TASK INSTRUCTIONS:
With the line containing "Convert this document image to plain text." as the first line and the last line of the records as the final one, reproduce that range exactly.

☆ ☆ ☆ ☆ ☆ ☆ ☆

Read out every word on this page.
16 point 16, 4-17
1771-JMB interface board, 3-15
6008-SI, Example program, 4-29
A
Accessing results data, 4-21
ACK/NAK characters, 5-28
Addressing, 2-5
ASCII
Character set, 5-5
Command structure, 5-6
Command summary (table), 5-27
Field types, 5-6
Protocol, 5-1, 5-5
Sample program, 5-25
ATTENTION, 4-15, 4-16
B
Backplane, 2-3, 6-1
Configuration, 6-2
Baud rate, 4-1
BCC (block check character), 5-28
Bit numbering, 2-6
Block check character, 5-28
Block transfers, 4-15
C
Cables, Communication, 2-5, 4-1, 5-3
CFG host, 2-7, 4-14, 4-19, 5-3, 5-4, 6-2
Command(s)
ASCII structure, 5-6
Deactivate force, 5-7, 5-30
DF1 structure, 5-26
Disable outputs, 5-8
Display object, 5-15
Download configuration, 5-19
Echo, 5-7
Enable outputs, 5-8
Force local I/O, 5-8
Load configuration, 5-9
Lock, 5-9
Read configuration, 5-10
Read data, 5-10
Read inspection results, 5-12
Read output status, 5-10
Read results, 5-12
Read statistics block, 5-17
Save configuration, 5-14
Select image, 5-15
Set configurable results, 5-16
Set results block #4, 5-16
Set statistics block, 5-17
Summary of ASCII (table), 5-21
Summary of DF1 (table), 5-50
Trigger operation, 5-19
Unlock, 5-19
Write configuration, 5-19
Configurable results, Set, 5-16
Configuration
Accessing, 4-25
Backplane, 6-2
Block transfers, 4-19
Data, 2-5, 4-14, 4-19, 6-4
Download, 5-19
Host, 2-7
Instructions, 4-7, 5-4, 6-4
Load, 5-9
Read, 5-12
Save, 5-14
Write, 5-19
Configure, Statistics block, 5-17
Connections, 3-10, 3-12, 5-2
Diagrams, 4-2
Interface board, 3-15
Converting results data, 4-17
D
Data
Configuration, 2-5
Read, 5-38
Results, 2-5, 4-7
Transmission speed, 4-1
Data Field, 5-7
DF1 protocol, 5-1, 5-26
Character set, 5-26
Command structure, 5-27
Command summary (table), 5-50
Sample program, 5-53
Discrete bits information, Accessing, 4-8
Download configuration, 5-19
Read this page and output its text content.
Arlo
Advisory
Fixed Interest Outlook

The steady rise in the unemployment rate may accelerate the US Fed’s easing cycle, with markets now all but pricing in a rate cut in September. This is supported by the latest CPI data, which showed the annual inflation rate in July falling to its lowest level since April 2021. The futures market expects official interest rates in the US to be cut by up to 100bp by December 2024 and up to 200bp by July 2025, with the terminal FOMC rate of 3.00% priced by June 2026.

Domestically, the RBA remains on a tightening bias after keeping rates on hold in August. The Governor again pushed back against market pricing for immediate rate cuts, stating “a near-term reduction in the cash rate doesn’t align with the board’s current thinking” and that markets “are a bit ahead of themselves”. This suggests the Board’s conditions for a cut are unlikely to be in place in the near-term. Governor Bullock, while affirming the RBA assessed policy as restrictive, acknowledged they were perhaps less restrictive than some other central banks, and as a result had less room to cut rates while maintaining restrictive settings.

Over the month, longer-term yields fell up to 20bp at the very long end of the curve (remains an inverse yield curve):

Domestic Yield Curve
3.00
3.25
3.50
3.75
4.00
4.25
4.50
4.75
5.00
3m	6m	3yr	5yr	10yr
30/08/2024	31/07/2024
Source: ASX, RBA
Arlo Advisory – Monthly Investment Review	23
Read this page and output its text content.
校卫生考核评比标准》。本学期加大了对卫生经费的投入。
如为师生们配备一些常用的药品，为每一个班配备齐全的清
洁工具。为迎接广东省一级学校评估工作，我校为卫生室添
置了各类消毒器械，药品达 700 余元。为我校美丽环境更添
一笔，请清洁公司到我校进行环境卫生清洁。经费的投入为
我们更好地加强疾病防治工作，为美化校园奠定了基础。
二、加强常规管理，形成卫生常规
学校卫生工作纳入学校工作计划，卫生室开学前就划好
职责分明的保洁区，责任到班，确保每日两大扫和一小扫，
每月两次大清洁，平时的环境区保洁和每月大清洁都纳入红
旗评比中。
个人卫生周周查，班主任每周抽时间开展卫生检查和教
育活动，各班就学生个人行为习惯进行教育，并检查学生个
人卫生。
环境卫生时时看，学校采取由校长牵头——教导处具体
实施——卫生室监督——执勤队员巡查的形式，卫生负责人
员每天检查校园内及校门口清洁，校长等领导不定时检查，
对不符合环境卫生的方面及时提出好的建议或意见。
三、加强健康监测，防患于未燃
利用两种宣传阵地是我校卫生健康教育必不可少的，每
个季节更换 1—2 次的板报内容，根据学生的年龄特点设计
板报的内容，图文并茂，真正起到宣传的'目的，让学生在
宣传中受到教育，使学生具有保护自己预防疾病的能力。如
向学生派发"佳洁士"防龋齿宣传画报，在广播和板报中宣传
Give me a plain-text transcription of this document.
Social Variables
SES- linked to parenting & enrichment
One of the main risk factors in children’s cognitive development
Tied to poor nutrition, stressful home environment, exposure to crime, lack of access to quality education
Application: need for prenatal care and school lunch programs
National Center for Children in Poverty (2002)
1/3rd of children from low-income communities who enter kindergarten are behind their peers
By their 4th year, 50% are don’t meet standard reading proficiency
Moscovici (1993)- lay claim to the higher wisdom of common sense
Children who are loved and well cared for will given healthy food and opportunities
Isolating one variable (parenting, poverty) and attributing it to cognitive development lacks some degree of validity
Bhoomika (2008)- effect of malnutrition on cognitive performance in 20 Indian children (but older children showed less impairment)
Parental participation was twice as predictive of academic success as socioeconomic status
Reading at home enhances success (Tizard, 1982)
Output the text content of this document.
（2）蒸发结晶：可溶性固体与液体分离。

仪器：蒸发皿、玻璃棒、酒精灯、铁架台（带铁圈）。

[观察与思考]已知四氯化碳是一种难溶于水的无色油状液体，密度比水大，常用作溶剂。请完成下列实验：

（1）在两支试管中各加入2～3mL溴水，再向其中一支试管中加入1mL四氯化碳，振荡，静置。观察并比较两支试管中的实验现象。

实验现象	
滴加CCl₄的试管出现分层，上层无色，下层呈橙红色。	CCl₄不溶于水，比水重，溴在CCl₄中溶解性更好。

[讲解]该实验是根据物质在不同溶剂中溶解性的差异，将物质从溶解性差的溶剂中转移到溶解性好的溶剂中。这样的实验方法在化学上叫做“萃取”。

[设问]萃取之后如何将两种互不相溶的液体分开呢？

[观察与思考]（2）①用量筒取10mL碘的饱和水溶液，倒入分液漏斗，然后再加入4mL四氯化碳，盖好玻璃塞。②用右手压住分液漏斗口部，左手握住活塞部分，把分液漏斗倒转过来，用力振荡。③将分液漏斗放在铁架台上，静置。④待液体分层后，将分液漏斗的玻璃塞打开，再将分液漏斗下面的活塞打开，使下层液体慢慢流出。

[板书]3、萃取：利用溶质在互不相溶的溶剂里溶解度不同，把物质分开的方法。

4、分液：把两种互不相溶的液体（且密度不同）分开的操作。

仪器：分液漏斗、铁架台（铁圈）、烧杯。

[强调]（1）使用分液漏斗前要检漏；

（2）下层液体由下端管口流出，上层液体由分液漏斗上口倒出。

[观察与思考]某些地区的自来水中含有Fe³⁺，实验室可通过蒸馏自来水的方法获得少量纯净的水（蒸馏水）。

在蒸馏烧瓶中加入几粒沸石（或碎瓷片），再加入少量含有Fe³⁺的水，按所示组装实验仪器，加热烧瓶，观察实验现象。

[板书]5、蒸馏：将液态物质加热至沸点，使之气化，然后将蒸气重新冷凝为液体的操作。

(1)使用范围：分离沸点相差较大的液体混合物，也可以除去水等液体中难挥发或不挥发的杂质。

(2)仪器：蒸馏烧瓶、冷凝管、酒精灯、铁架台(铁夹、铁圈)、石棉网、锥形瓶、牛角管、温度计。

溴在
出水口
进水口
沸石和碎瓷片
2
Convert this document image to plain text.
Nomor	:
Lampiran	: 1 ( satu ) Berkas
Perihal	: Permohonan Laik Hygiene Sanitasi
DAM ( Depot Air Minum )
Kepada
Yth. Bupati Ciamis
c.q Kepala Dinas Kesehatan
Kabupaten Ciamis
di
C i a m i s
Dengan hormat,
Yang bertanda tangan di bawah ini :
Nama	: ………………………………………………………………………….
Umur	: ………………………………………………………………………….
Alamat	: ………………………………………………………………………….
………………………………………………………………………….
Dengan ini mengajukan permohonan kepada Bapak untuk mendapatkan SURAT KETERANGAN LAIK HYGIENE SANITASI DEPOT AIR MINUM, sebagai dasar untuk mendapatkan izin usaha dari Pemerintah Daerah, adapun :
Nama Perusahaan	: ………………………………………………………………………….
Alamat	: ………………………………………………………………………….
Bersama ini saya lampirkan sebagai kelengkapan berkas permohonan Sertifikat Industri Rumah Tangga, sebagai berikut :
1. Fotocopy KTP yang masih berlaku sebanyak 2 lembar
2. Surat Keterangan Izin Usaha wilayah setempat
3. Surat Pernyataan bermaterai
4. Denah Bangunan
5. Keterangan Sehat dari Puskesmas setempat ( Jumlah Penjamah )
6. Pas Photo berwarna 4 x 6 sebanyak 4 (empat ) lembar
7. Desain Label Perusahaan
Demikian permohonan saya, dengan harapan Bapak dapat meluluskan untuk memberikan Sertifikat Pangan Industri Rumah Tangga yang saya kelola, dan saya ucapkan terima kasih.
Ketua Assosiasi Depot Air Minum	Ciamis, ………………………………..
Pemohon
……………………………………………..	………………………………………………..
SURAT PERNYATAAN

☆ ☆ ☆ ☆ ☆ ☆ ☆

PROBLEM SOLUTION:
Convert this document image to plain text.
Nomor	:
Lampiran	: 1 ( satu ) Berkas
Perihal	: Permohonan Laik Hygiene Sanitasi
DAM ( Depot Air Minum )
Kepada
Yth. Bupati Ciamis
c.q Kepala Dinas Kesehatan
Kabupaten Ciamis
di
C i a m i s
Dengan hormat,
Yang bertanda tangan di bawah ini :
Nama	: ………………………………………………………………………….
Umur	: ………………………………………………………………………….
Alamat	: ………………………………………………………………………….
………………………………………………………………………….
Dengan ini mengajukan permohonan kepada Bapak untuk mendapatkan SURAT KETERANGAN LAIK HYGIENE SANITASI DEPOT AIR MINUM, sebagai dasar untuk mendapatkan izin usaha dari Pemerintah Daerah, adapun :
Nama Perusahaan	: ………………………………………………………………………….
Alamat	: ………………………………………………………………………….
Bersama ini saya lampirkan sebagai kelengkapan berkas permohonan Sertifikat Industri Rumah Tangga, sebagai berikut :
1. Fotocopy KTP yang masih berlaku sebanyak 2 lembar
2. Surat Keterangan Izin Usaha wilayah setempat
3. Surat Pernyataan bermaterai
4. Denah Bangunan
5. Keterangan Sehat dari Puskesmas setempat ( Jumlah Penjamah )
6. Pas Photo berwarna 4 x 6 sebanyak 4 (empat ) lembar
7. Desain Label Perusahaan
Demikian permohonan saya, dengan harapan Bapak dapat meluluskan untuk memberikan Sertifikat Pangan Industri Rumah Tangga yang saya kelola, dan saya ucapkan terima kasih.
Ketua Assosiasi Depot Air Minum	Ciamis, ………………………………..
Pemohon
……………………………………………..	………………………………………………..
SURAT PERNYATAAN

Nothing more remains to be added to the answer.